Written problem ▸ Scan the lines below; pull out those with "Blumen".

Data rows ▸
::::
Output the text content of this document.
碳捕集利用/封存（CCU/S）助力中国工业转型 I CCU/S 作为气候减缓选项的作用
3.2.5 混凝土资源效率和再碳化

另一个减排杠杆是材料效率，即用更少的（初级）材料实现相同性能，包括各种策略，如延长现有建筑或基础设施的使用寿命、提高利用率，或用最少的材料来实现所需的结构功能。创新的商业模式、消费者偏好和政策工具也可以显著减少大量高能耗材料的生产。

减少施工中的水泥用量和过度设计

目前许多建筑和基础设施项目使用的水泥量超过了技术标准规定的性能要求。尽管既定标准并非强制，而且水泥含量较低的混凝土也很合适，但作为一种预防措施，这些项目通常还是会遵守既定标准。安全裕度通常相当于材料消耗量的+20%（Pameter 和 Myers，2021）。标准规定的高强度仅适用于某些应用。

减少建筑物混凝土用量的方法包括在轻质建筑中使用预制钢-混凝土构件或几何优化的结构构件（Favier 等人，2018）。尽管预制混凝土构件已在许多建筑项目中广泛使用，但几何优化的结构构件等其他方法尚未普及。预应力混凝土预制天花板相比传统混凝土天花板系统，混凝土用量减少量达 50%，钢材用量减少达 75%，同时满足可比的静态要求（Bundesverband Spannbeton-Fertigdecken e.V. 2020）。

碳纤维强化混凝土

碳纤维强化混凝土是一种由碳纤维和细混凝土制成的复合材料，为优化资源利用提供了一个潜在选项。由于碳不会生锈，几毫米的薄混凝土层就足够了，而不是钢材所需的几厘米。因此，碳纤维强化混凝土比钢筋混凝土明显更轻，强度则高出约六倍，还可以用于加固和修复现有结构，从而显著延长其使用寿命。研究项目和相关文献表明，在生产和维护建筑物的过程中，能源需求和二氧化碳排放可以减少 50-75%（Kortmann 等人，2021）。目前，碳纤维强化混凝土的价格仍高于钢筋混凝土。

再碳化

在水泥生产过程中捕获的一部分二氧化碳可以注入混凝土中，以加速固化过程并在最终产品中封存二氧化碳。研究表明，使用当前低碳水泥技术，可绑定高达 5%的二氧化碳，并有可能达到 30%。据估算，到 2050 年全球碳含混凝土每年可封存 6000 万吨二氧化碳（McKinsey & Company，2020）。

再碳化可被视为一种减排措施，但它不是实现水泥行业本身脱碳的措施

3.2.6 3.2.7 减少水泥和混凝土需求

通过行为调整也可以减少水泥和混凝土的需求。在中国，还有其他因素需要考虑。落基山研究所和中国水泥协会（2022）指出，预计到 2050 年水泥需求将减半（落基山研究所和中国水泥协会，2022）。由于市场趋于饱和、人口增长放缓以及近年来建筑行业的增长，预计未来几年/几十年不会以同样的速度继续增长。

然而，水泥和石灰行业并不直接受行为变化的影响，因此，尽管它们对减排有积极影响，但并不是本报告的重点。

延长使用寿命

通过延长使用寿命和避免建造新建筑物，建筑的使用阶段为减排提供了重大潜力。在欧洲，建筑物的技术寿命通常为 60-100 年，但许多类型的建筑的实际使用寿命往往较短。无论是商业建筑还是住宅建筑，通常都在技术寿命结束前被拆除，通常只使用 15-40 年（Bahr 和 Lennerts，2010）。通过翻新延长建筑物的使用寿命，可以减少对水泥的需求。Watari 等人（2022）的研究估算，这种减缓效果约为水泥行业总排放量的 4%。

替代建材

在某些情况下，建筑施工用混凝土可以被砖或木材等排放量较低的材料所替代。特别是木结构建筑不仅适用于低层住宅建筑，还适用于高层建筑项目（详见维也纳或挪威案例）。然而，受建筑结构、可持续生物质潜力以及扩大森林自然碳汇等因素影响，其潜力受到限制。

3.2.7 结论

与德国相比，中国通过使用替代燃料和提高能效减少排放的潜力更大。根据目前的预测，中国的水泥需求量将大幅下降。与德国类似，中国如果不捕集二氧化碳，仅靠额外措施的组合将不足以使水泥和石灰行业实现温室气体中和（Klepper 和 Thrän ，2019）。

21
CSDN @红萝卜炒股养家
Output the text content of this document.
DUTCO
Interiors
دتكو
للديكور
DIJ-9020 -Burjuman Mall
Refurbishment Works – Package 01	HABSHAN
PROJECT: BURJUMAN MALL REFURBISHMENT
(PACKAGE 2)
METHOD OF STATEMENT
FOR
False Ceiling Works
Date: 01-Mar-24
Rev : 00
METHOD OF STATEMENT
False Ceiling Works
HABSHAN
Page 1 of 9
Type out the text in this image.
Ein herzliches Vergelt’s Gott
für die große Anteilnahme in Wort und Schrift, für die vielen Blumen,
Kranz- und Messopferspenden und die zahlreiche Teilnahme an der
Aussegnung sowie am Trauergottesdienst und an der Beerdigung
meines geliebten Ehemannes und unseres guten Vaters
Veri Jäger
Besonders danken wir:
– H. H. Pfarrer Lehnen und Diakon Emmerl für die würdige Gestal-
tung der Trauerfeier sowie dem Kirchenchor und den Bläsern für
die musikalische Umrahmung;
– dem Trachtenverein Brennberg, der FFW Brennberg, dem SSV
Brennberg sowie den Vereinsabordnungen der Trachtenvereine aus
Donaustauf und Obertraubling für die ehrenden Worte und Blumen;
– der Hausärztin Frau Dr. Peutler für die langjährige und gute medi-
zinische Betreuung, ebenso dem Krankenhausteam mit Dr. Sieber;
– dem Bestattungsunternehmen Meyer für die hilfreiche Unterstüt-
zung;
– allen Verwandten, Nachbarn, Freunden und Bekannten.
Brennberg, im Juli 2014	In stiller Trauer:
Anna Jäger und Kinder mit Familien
::::
Full solution ▸
für die große Anteilnahme in Wort und Schrift, für die vielen Blumen,
Donaustauf und Obertraubling für die ehrenden Worte und Blumen;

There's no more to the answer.